Aim — Please rewrite the entries from the first line through the line that contains "current-price: 0.2130 [390,926,506,965]", changing "change-percent" to "pct-change" and leaving everything else as it is. Return only those lines.

+===+

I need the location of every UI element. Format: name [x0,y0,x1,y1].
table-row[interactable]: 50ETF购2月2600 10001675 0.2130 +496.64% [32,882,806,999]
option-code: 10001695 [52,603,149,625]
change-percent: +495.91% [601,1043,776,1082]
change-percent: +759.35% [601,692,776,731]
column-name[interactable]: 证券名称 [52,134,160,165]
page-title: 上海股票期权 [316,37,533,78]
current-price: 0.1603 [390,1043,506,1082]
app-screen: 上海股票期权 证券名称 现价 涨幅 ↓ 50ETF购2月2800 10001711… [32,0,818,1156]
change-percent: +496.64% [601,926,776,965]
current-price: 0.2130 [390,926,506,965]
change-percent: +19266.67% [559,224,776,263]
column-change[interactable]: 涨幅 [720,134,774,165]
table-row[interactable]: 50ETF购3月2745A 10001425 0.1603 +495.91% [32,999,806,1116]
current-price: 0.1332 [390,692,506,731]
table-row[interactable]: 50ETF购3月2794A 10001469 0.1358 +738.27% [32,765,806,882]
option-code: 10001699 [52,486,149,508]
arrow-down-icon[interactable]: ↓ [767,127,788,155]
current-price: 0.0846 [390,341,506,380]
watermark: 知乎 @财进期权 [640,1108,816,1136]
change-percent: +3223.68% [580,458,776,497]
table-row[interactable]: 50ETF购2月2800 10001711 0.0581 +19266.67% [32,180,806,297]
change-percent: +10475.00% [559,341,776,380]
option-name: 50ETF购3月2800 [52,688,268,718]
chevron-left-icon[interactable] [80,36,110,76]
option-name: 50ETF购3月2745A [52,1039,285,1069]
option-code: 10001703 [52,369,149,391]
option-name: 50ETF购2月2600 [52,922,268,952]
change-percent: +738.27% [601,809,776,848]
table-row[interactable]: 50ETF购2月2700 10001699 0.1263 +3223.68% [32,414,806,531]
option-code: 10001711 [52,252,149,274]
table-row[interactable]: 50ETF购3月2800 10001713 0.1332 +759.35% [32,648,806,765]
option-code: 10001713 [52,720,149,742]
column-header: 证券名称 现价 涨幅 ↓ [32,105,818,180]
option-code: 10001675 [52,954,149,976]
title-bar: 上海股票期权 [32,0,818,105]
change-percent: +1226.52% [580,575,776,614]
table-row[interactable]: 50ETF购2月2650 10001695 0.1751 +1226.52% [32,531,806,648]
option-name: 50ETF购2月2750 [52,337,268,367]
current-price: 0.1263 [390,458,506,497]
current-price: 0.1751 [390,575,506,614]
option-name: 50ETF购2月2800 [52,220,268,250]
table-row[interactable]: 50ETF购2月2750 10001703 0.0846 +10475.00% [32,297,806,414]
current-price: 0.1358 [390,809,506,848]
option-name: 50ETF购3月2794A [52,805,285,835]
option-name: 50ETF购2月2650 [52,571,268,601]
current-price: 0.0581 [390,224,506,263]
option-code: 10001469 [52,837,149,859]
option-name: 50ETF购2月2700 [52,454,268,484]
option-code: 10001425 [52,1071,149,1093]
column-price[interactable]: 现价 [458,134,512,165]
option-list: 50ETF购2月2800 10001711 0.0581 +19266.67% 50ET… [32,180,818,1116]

+===+

Completed exercise —
I need the location of every UI element. Format: name [x0,y0,x1,y1].
table-row[interactable]: 50ETF购2月2600 10001675 0.2130 +496.64% [32,882,806,999]
option-code: 10001695 [52,603,149,625]
pct-change: +495.91% [601,1043,776,1082]
pct-change: +759.35% [601,692,776,731]
column-name[interactable]: 证券名称 [52,134,160,165]
page-title: 上海股票期权 [316,37,533,78]
current-price: 0.1603 [390,1043,506,1082]
app-screen: 上海股票期权 证券名称 现价 涨幅 ↓ 50ETF购2月2800 10001711… [32,0,818,1156]
pct-change: +496.64% [601,926,776,965]
current-price: 0.2130 [390,926,506,965]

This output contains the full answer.